**SHORT TASK**
Pick out and copy every line below that has the word "finite".

**EXTRACTED ENTRIES**
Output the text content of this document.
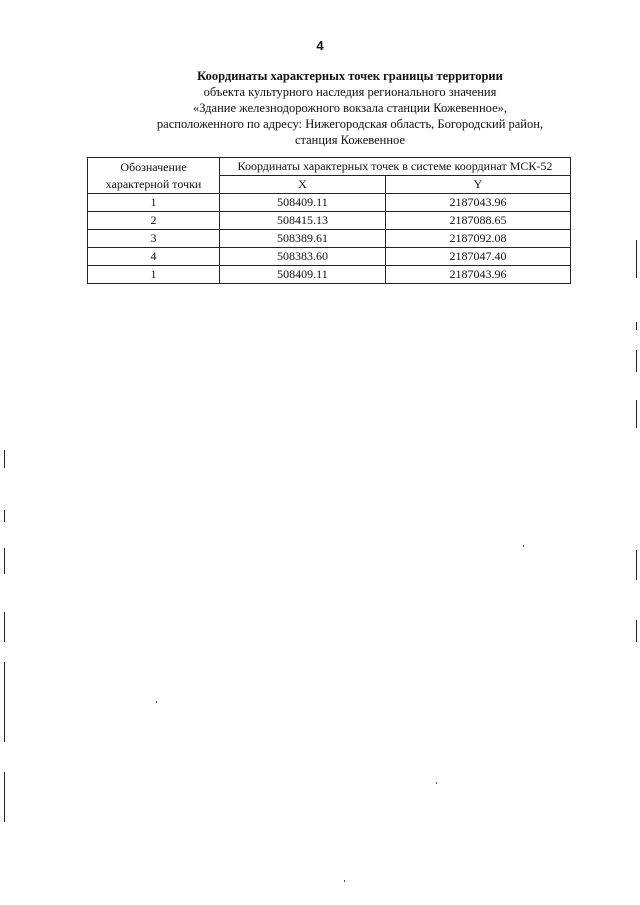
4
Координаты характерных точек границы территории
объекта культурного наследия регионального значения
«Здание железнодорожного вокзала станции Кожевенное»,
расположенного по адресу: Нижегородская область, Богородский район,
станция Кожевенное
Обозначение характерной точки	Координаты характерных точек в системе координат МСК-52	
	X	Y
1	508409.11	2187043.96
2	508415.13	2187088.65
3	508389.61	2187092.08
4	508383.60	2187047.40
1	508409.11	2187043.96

--

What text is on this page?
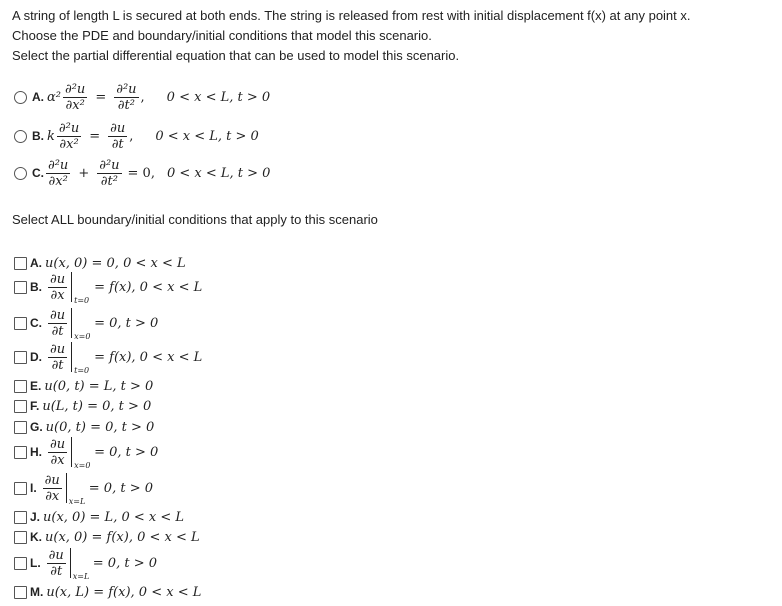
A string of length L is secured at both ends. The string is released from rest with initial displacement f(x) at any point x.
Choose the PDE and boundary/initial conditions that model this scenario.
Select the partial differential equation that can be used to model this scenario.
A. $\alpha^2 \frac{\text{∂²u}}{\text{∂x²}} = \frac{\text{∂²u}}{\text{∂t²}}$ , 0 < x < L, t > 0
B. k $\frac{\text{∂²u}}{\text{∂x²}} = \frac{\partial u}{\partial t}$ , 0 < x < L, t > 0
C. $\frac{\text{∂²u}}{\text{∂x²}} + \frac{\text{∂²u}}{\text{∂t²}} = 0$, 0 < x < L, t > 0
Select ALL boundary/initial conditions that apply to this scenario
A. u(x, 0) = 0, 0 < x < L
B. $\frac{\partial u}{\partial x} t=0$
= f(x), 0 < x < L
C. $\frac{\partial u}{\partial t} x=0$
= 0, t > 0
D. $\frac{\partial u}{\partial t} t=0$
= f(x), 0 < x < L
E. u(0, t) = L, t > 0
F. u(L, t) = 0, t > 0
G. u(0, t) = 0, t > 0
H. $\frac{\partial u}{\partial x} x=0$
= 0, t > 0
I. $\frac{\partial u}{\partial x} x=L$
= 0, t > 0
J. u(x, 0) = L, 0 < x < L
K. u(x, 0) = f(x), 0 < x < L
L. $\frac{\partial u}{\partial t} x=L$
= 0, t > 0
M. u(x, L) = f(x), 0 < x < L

--

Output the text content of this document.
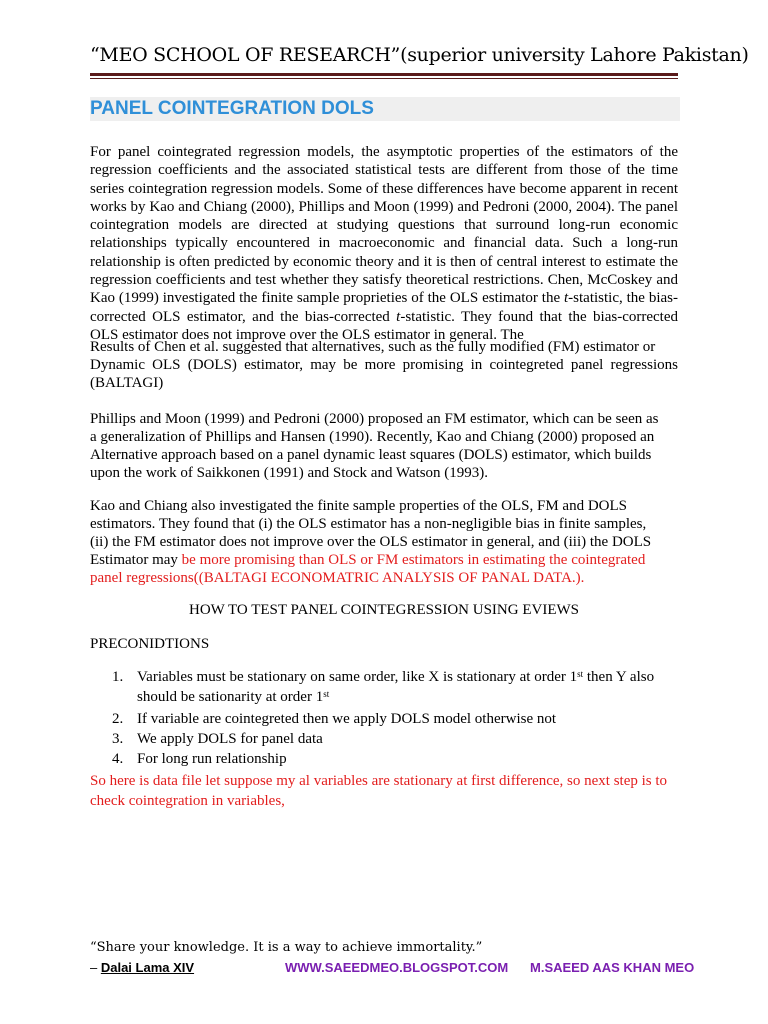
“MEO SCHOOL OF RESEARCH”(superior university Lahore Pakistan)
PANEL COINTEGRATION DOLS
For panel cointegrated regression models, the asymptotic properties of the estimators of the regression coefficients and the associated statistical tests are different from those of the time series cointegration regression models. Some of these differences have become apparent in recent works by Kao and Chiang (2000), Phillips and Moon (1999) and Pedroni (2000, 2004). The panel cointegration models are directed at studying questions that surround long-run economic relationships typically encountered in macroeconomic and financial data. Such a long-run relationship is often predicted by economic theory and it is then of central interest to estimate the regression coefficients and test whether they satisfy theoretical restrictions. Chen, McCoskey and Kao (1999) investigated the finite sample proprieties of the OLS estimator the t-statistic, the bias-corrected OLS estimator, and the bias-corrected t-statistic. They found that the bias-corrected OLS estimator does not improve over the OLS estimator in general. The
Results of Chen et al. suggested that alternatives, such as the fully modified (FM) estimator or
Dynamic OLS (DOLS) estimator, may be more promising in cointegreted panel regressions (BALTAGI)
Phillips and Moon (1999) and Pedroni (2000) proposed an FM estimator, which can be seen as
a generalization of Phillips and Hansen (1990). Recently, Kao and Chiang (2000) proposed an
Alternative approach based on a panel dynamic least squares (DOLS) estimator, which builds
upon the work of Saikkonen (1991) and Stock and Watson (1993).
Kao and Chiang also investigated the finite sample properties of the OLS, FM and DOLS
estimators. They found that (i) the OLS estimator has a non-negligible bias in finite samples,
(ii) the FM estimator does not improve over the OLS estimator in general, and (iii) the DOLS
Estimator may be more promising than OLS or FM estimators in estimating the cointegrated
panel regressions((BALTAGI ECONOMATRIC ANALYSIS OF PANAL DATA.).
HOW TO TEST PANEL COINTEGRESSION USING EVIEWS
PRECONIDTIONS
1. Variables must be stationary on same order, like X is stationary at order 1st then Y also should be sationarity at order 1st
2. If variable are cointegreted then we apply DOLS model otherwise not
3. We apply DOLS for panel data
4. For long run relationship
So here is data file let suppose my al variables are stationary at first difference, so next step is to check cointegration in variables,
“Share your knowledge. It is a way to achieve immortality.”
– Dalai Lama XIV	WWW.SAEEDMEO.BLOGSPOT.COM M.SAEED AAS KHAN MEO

**REPLY TO THE TASK**
For panel cointegrated regression models, the asymptotic properties of the estimators of the regression coefficients and the associated statistical tests are different from those of the time series cointegration regression models. Some of these differences have become apparent in recent works by Kao and Chiang (2000), Phillips and Moon (1999) and Pedroni (2000, 2004). The panel cointegration models are directed at studying questions that surround long-run economic relationships typically encountered in macroeconomic and financial data. Such a long-run relationship is often predicted by economic theory and it is then of central interest to estimate the regression coefficients and test whether they satisfy theoretical restrictions. Chen, McCoskey and Kao (1999) investigated the finite sample proprieties of the OLS estimator the t-statistic, the bias-corrected OLS estimator, and the bias-corrected t-statistic. They found that the bias-corrected OLS estimator does not improve over the OLS estimator in general. The
Kao and Chiang also investigated the finite sample properties of the OLS, FM and DOLS
estimators. They found that (i) the OLS estimator has a non-negligible bias in finite samples,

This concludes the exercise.